▸ STATED GOAL
Extract each line bearing the word "granos".

▸ INFORMATION SHOWN
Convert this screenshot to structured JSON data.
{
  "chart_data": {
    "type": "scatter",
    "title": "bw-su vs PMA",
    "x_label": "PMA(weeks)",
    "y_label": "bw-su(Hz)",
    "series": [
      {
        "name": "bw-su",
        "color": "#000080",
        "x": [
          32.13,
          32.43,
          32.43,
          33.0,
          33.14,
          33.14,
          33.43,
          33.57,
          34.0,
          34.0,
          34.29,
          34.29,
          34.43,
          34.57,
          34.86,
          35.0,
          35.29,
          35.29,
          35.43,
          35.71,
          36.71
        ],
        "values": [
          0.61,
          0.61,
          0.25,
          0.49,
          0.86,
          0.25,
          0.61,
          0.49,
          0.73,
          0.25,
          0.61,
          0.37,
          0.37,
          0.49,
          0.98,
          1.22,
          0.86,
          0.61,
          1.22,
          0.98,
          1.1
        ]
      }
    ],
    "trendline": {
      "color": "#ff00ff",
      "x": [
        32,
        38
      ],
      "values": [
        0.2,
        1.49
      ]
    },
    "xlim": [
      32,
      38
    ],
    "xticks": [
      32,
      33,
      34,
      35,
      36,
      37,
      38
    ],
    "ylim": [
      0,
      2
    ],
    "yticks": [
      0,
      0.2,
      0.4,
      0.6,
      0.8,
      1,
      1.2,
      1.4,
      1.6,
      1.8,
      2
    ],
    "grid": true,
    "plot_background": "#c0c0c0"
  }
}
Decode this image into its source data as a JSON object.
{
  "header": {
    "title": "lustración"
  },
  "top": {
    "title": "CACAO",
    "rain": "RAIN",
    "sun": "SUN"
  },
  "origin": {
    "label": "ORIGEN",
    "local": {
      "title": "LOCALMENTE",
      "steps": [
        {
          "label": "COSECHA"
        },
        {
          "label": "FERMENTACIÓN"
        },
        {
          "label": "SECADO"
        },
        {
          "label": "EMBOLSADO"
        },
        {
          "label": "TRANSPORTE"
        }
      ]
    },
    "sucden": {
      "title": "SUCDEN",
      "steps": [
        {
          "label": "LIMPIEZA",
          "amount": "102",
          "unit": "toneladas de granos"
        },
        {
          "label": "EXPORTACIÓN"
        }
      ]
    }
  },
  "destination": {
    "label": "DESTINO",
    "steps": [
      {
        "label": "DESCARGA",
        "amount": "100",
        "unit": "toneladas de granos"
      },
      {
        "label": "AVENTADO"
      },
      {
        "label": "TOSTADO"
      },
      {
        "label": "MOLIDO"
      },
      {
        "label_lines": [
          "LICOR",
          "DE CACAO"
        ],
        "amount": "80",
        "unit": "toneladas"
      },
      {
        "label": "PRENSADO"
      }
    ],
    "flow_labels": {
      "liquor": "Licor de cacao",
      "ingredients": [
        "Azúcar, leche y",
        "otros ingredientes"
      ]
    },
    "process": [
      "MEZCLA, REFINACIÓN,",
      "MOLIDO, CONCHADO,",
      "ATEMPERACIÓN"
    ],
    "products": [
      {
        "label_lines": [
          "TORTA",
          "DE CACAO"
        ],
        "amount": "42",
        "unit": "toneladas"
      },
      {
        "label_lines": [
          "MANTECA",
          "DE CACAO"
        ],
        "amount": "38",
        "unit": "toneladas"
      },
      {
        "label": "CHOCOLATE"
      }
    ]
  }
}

▸ RESPONSE TO THIS TASK
          "unit": "toneladas de granos"
        "unit": "toneladas de granos"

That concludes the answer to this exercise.